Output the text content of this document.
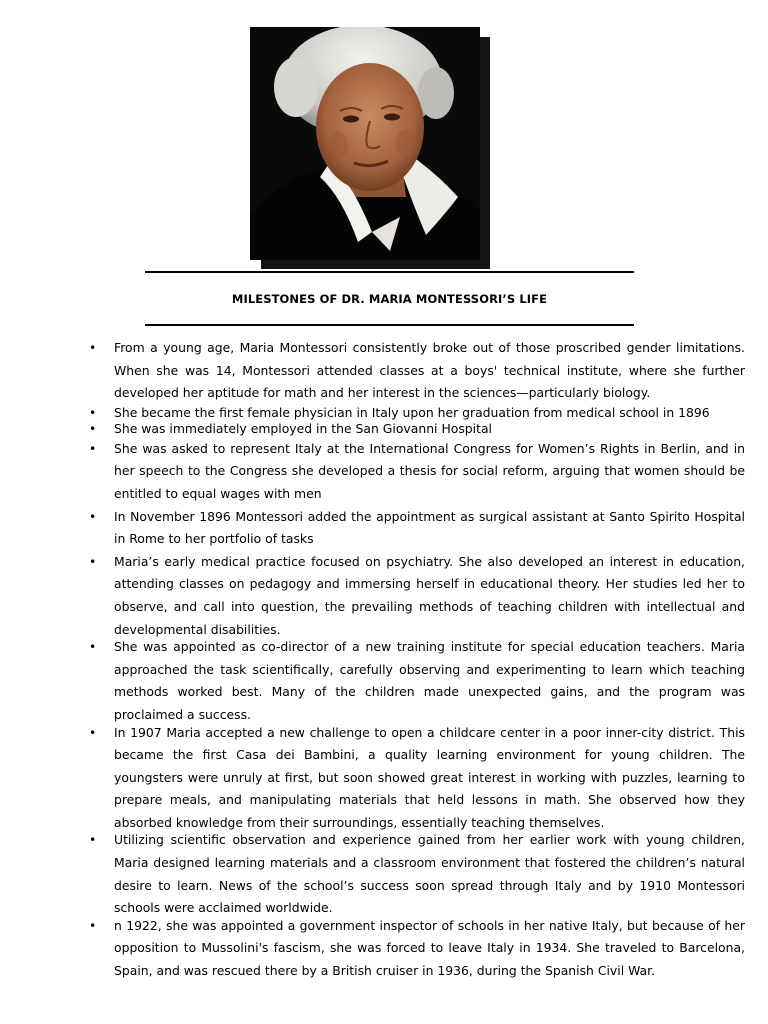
MILESTONES OF DR. MARIA MONTESSORI’S LIFE
• From a young age, Maria Montessori consistently broke out of those proscribed gender limitations. When she was 14, Montessori attended classes at a boys' technical institute, where she further developed her aptitude for math and her interest in the sciences—particularly biology.
• She became the first female physician in Italy upon her graduation from medical school in 1896
• She was immediately employed in the San Giovanni Hospital
• She was asked to represent Italy at the International Congress for Women’s Rights in Berlin, and in her speech to the Congress she developed a thesis for social reform, arguing that women should be entitled to equal wages with men
• In November 1896 Montessori added the appointment as surgical assistant at Santo Spirito Hospital in Rome to her portfolio of tasks
• Maria’s early medical practice focused on psychiatry. She also developed an interest in education, attending classes on pedagogy and immersing herself in educational theory. Her studies led her to observe, and call into question, the prevailing methods of teaching children with intellectual and developmental disabilities.
• She was appointed as co-director of a new training institute for special education teachers. Maria approached the task scientifically, carefully observing and experimenting to learn which teaching methods worked best. Many of the children made unexpected gains, and the program was proclaimed a success.
• In 1907 Maria accepted a new challenge to open a childcare center in a poor inner-city district. This became the first Casa dei Bambini, a quality learning environment for young children. The youngsters were unruly at first, but soon showed great interest in working with puzzles, learning to prepare meals, and manipulating materials that held lessons in math. She observed how they absorbed knowledge from their surroundings, essentially teaching themselves.
• Utilizing scientific observation and experience gained from her earlier work with young children, Maria designed learning materials and a classroom environment that fostered the children’s natural desire to learn. News of the school’s success soon spread through Italy and by 1910 Montessori schools were acclaimed worldwide.
• n 1922, she was appointed a government inspector of schools in her native Italy, but because of her opposition to Mussolini's fascism, she was forced to leave Italy in 1934. She traveled to Barcelona, Spain, and was rescued there by a British cruiser in 1936, during the Spanish Civil War.
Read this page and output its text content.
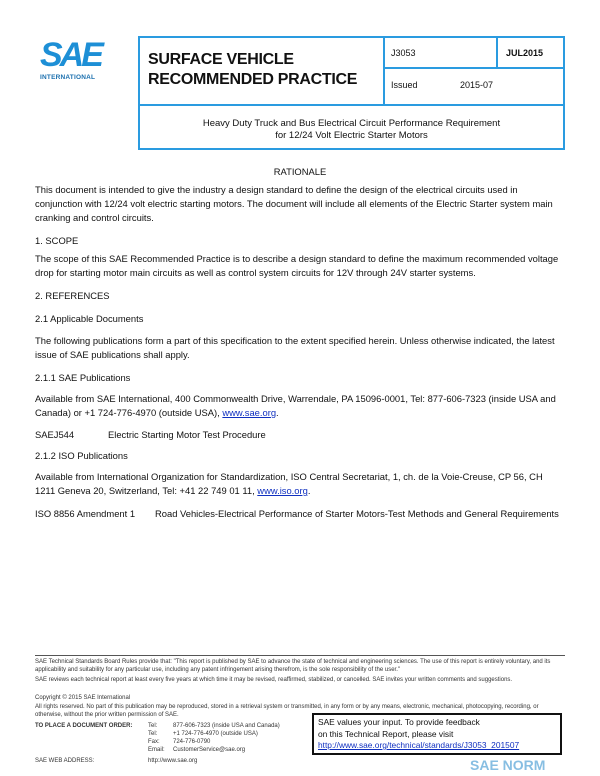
SAE
INTERNATIONAL
SURFACE VEHICLE
RECOMMENDED PRACTICE
J3053	JUL2015
Issued	2015-07
Heavy Duty Truck and Bus Electrical Circuit Performance Requirement
for 12/24 Volt Electric Starter Motors
RATIONALE

This document is intended to give the industry a design standard to define the design of the electrical circuits used in conjunction with 12/24 volt electric starting motors. The document will include all elements of the Electric Starter system main cranking and control circuits.

1. SCOPE

The scope of this SAE Recommended Practice is to describe a design standard to define the maximum recommended voltage drop for starting motor main circuits as well as control system circuits for 12V through 24V starter systems.

2. REFERENCES
2.1 Applicable Documents

The following publications form a part of this specification to the extent specified herein. Unless otherwise indicated, the latest issue of SAE publications shall apply.

2.1.1 SAE Publications

Available from SAE International, 400 Commonwealth Drive, Warrendale, PA 15096-0001, Tel: 877-606-7323 (inside USA and Canada) or +1 724-776-4970 (outside USA), www.sae.org.

SAEJ544	Electric Starting Motor Test Procedure
2.1.2 ISO Publications

Available from International Organization for Standardization, ISO Central Secretariat, 1, ch. de la Voie-Creuse, CP 56, CH 1211 Geneva 20, Switzerland, Tel: +41 22 749 01 11, www.iso.org.

ISO 8856 Amendment 1 Road Vehicles-Electrical Performance of Starter Motors-Test Methods and General Requirements

SAE Technical Standards Board Rules provide that: "This report is published by SAE to advance the state of technical and engineering sciences. The use of this report is entirely voluntary, and its applicability and suitability for any particular use, including any patent infringement arising therefrom, is the sole responsibility of the user."

SAE reviews each technical report at least every five years at which time it may be revised, reaffirmed, stabilized, or cancelled. SAE invites your written comments and suggestions.

Copyright © 2015 SAE International

All rights reserved. No part of this publication may be reproduced, stored in a retrieval system or transmitted, in any form or by any means, electronic, mechanical, photocopying, recording, or otherwise, without the prior written permission of SAE.

TO PLACE A DOCUMENT ORDER:	Tel:	877-606-7323 (inside USA and Canada)
Tel:	+1 724-776-4970 (outside USA)
Fax: 724-776-0790
Email: CustomerService@sae.org
SAE WEB ADDRESS:	http://www.sae.org
SAE values your input. To provide feedback
on this Technical Report, please visit
http://www.sae.org/technical/standards/J3053_201507
SAE NORM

Required work:
Working from the material above, transcribe it exactly while omitting pictures.

Solution:
Output the text content of this document.
MILESTONES OF DR. MARIA MONTESSORI’S LIFE
• From a young age, Maria Montessori consistently broke out of those proscribed gender limitations. When she was 14, Montessori attended classes at a boys' technical institute, where she further developed her aptitude for math and her interest in the sciences—particularly biology.
• She became the first female physician in Italy upon her graduation from medical school in 1896
• She was immediately employed in the San Giovanni Hospital
• She was asked to represent Italy at the International Congress for Women’s Rights in Berlin, and in her speech to the Congress she developed a thesis for social reform, arguing that women should be entitled to equal wages with men
• In November 1896 Montessori added the appointment as surgical assistant at Santo Spirito Hospital in Rome to her portfolio of tasks
• Maria’s early medical practice focused on psychiatry. She also developed an interest in education, attending classes on pedagogy and immersing herself in educational theory. Her studies led her to observe, and call into question, the prevailing methods of teaching children with intellectual and developmental disabilities.
• She was appointed as co-director of a new training institute for special education teachers. Maria approached the task scientifically, carefully observing and experimenting to learn which teaching methods worked best. Many of the children made unexpected gains, and the program was proclaimed a success.
• In 1907 Maria accepted a new challenge to open a childcare center in a poor inner-city district. This became the first Casa dei Bambini, a quality learning environment for young children. The youngsters were unruly at first, but soon showed great interest in working with puzzles, learning to prepare meals, and manipulating materials that held lessons in math. She observed how they absorbed knowledge from their surroundings, essentially teaching themselves.
• Utilizing scientific observation and experience gained from her earlier work with young children, Maria designed learning materials and a classroom environment that fostered the children’s natural desire to learn. News of the school’s success soon spread through Italy and by 1910 Montessori schools were acclaimed worldwide.
• n 1922, she was appointed a government inspector of schools in her native Italy, but because of her opposition to Mussolini's fascism, she was forced to leave Italy in 1934. She traveled to Barcelona, Spain, and was rescued there by a British cruiser in 1936, during the Spanish Civil War.
Read this page and output its text content.
SAE
INTERNATIONAL
SURFACE VEHICLE
RECOMMENDED PRACTICE
J3053	JUL2015
Issued	2015-07
Heavy Duty Truck and Bus Electrical Circuit Performance Requirement
for 12/24 Volt Electric Starter Motors
RATIONALE

This document is intended to give the industry a design standard to define the design of the electrical circuits used in conjunction with 12/24 volt electric starting motors. The document will include all elements of the Electric Starter system main cranking and control circuits.

1. SCOPE

The scope of this SAE Recommended Practice is to describe a design standard to define the maximum recommended voltage drop for starting motor main circuits as well as control system circuits for 12V through 24V starter systems.

2. REFERENCES
2.1 Applicable Documents

The following publications form a part of this specification to the extent specified herein. Unless otherwise indicated, the latest issue of SAE publications shall apply.

2.1.1 SAE Publications

Available from SAE International, 400 Commonwealth Drive, Warrendale, PA 15096-0001, Tel: 877-606-7323 (inside USA and Canada) or +1 724-776-4970 (outside USA), www.sae.org.

SAEJ544	Electric Starting Motor Test Procedure
2.1.2 ISO Publications

Available from International Organization for Standardization, ISO Central Secretariat, 1, ch. de la Voie-Creuse, CP 56, CH 1211 Geneva 20, Switzerland, Tel: +41 22 749 01 11, www.iso.org.

ISO 8856 Amendment 1 Road Vehicles-Electrical Performance of Starter Motors-Test Methods and General Requirements

SAE Technical Standards Board Rules provide that: "This report is published by SAE to advance the state of technical and engineering sciences. The use of this report is entirely voluntary, and its applicability and suitability for any particular use, including any patent infringement arising therefrom, is the sole responsibility of the user."

SAE reviews each technical report at least every five years at which time it may be revised, reaffirmed, stabilized, or cancelled. SAE invites your written comments and suggestions.

Copyright © 2015 SAE International

All rights reserved. No part of this publication may be reproduced, stored in a retrieval system or transmitted, in any form or by any means, electronic, mechanical, photocopying, recording, or otherwise, without the prior written permission of SAE.

TO PLACE A DOCUMENT ORDER:	Tel:	877-606-7323 (inside USA and Canada)
Tel:	+1 724-776-4970 (outside USA)
Fax: 724-776-0790
Email: CustomerService@sae.org
SAE WEB ADDRESS:	http://www.sae.org
SAE values your input. To provide feedback
on this Technical Report, please visit
http://www.sae.org/technical/standards/J3053_201507
SAE NORM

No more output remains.